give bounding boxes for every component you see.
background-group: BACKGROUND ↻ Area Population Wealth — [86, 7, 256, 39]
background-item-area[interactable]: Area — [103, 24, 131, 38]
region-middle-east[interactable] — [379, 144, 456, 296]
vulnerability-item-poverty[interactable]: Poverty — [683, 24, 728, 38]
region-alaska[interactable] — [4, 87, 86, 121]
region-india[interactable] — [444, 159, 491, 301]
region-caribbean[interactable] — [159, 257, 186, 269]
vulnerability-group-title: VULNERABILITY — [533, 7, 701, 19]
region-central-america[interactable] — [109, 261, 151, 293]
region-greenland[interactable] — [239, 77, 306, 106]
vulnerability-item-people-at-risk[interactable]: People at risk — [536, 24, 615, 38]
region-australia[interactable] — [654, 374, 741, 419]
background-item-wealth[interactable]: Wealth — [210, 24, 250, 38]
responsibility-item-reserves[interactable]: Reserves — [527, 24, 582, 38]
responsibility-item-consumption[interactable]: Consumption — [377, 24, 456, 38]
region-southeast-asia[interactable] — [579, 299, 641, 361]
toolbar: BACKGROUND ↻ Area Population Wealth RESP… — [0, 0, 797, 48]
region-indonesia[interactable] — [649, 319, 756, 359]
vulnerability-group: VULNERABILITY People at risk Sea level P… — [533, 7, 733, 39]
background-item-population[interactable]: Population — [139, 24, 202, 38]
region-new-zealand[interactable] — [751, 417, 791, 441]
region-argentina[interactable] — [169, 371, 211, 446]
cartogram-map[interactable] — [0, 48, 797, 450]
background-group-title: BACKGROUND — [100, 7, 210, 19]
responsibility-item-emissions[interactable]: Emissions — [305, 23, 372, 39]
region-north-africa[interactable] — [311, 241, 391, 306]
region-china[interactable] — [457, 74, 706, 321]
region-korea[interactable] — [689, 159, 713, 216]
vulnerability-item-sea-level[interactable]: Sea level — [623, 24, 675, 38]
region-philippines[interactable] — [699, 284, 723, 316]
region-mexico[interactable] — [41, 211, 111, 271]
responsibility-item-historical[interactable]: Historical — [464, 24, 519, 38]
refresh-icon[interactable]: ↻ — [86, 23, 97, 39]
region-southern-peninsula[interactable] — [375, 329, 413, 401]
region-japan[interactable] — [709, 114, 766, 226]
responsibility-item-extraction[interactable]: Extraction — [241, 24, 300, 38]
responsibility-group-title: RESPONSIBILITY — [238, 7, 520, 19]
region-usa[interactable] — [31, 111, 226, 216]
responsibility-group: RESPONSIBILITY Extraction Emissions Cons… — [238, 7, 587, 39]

Goal of the exercise
Format each line of the records from the start through the line containing "region-philippines[interactable] — [699, 284, 723, 316]" as a JSON list of strings, one string per line, omitting blank lines.

Worked solution
[
  "give bounding boxes for every component you see.",
  "background-group: BACKGROUND ↻ Area Population Wealth — [86, 7, 256, 39]",
  "background-item-area[interactable]: Area — [103, 24, 131, 38]",
  "region-middle-east[interactable] — [379, 144, 456, 296]",
  "vulnerability-item-poverty[interactable]: Poverty — [683, 24, 728, 38]",
  "region-alaska[interactable] — [4, 87, 86, 121]",
  "region-india[interactable] — [444, 159, 491, 301]",
  "region-caribbean[interactable] — [159, 257, 186, 269]",
  "vulnerability-group-title: VULNERABILITY — [533, 7, 701, 19]",
  "region-central-america[interactable] — [109, 261, 151, 293]",
  "region-greenland[interactable] — [239, 77, 306, 106]",
  "vulnerability-item-people-at-risk[interactable]: People at risk — [536, 24, 615, 38]",
  "region-australia[interactable] — [654, 374, 741, 419]",
  "background-item-wealth[interactable]: Wealth — [210, 24, 250, 38]",
  "responsibility-item-reserves[interactable]: Reserves — [527, 24, 582, 38]",
  "responsibility-item-consumption[interactable]: Consumption — [377, 24, 456, 38]",
  "region-southeast-asia[interactable] — [579, 299, 641, 361]",
  "toolbar: BACKGROUND ↻ Area Population Wealth RESP… — [0, 0, 797, 48]",
  "region-indonesia[interactable] — [649, 319, 756, 359]",
  "vulnerability-group: VULNERABILITY People at risk Sea level P… — [533, 7, 733, 39]",
  "background-item-population[interactable]: Population — [139, 24, 202, 38]",
  "region-new-zealand[interactable] — [751, 417, 791, 441]",
  "region-argentina[interactable] — [169, 371, 211, 446]",
  "cartogram-map[interactable] — [0, 48, 797, 450]",
  "background-group-title: BACKGROUND — [100, 7, 210, 19]",
  "responsibility-item-emissions[interactable]: Emissions — [305, 23, 372, 39]",
  "region-north-africa[interactable] — [311, 241, 391, 306]",
  "region-china[interactable] — [457, 74, 706, 321]",
  "region-korea[interactable] — [689, 159, 713, 216]",
  "vulnerability-item-sea-level[interactable]: Sea level — [623, 24, 675, 38]",
  "region-philippines[interactable] — [699, 284, 723, 316]"
]